-- START OF Given records --
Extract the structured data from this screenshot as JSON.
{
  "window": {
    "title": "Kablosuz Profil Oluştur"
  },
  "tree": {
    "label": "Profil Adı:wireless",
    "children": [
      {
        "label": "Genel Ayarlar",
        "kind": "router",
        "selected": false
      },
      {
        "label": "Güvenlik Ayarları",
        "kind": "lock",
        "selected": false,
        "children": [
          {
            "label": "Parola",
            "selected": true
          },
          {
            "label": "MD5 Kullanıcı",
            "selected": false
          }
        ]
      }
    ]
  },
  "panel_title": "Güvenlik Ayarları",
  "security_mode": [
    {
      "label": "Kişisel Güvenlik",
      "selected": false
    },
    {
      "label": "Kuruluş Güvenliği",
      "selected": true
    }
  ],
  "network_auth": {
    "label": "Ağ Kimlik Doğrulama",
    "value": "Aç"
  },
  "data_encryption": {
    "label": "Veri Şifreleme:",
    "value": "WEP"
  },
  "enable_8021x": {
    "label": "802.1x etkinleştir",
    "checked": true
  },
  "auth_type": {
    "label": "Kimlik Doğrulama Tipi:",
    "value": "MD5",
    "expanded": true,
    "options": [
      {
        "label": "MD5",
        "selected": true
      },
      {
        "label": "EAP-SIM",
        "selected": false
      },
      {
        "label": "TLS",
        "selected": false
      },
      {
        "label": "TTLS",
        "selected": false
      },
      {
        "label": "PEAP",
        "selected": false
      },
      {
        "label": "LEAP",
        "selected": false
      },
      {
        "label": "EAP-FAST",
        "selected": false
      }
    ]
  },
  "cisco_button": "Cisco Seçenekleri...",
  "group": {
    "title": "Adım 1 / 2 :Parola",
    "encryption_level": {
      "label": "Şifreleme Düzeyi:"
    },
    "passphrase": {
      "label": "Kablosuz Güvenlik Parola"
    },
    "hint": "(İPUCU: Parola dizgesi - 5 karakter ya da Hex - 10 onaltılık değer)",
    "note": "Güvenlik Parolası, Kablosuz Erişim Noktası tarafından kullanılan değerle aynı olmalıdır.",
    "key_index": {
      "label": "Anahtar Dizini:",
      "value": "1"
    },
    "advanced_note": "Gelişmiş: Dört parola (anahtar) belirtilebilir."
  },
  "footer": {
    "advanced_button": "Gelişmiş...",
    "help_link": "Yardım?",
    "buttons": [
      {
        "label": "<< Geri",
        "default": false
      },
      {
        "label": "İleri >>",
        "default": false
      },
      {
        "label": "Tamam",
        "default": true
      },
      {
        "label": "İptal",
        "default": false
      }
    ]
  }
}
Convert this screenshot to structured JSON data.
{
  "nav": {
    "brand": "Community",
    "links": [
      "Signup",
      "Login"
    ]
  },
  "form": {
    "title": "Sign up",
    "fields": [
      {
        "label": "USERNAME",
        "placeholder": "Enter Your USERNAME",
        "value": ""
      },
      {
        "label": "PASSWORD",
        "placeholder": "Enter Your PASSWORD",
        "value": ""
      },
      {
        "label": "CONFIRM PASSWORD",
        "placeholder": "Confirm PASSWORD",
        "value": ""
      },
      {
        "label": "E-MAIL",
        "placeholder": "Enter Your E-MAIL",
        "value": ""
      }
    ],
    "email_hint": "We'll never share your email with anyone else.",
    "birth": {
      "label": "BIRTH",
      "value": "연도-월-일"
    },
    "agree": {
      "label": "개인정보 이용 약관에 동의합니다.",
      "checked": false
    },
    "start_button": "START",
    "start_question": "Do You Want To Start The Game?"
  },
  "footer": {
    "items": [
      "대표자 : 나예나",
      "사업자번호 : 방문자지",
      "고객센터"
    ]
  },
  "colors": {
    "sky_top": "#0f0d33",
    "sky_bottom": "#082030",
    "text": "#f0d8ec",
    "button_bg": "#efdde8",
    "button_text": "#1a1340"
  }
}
-- END OF Given records --
[The request]
Produce an exact copy of the whole listing.

[Problem solution]
Extract the structured data from this screenshot as JSON.
{
  "window": {
    "title": "Kablosuz Profil Oluştur"
  },
  "tree": {
    "label": "Profil Adı:wireless",
    "children": [
      {
        "label": "Genel Ayarlar",
        "kind": "router",
        "selected": false
      },
      {
        "label": "Güvenlik Ayarları",
        "kind": "lock",
        "selected": false,
        "children": [
          {
            "label": "Parola",
            "selected": true
          },
          {
            "label": "MD5 Kullanıcı",
            "selected": false
          }
        ]
      }
    ]
  },
  "panel_title": "Güvenlik Ayarları",
  "security_mode": [
    {
      "label": "Kişisel Güvenlik",
      "selected": false
    },
    {
      "label": "Kuruluş Güvenliği",
      "selected": true
    }
  ],
  "network_auth": {
    "label": "Ağ Kimlik Doğrulama",
    "value": "Aç"
  },
  "data_encryption": {
    "label": "Veri Şifreleme:",
    "value": "WEP"
  },
  "enable_8021x": {
    "label": "802.1x etkinleştir",
    "checked": true
  },
  "auth_type": {
    "label": "Kimlik Doğrulama Tipi:",
    "value": "MD5",
    "expanded": true,
    "options": [
      {
        "label": "MD5",
        "selected": true
      },
      {
        "label": "EAP-SIM",
        "selected": false
      },
      {
        "label": "TLS",
        "selected": false
      },
      {
        "label": "TTLS",
        "selected": false
      },
      {
        "label": "PEAP",
        "selected": false
      },
      {
        "label": "LEAP",
        "selected": false
      },
      {
        "label": "EAP-FAST",
        "selected": false
      }
    ]
  },
  "cisco_button": "Cisco Seçenekleri...",
  "group": {
    "title": "Adım 1 / 2 :Parola",
    "encryption_level": {
      "label": "Şifreleme Düzeyi:"
    },
    "passphrase": {
      "label": "Kablosuz Güvenlik Parola"
    },
    "hint": "(İPUCU: Parola dizgesi - 5 karakter ya da Hex - 10 onaltılık değer)",
    "note": "Güvenlik Parolası, Kablosuz Erişim Noktası tarafından kullanılan değerle aynı olmalıdır.",
    "key_index": {
      "label": "Anahtar Dizini:",
      "value": "1"
    },
    "advanced_note": "Gelişmiş: Dört parola (anahtar) belirtilebilir."
  },
  "footer": {
    "advanced_button": "Gelişmiş...",
    "help_link": "Yardım?",
    "buttons": [
      {
        "label": "<< Geri",
        "default": false
      },
      {
        "label": "İleri >>",
        "default": false
      },
      {
        "label": "Tamam",
        "default": true
      },
      {
        "label": "İptal",
        "default": false
      }
    ]
  }
}
Convert this screenshot to structured JSON data.
{
  "nav": {
    "brand": "Community",
    "links": [
      "Signup",
      "Login"
    ]
  },
  "form": {
    "title": "Sign up",
    "fields": [
      {
        "label": "USERNAME",
        "placeholder": "Enter Your USERNAME",
        "value": ""
      },
      {
        "label": "PASSWORD",
        "placeholder": "Enter Your PASSWORD",
        "value": ""
      },
      {
        "label": "CONFIRM PASSWORD",
        "placeholder": "Confirm PASSWORD",
        "value": ""
      },
      {
        "label": "E-MAIL",
        "placeholder": "Enter Your E-MAIL",
        "value": ""
      }
    ],
    "email_hint": "We'll never share your email with anyone else.",
    "birth": {
      "label": "BIRTH",
      "value": "연도-월-일"
    },
    "agree": {
      "label": "개인정보 이용 약관에 동의합니다.",
      "checked": false
    },
    "start_button": "START",
    "start_question": "Do You Want To Start The Game?"
  },
  "footer": {
    "items": [
      "대표자 : 나예나",
      "사업자번호 : 방문자지",
      "고객센터"
    ]
  },
  "colors": {
    "sky_top": "#0f0d33",
    "sky_bottom": "#082030",
    "text": "#f0d8ec",
    "button_bg": "#efdde8",
    "button_text": "#1a1340"
  }
}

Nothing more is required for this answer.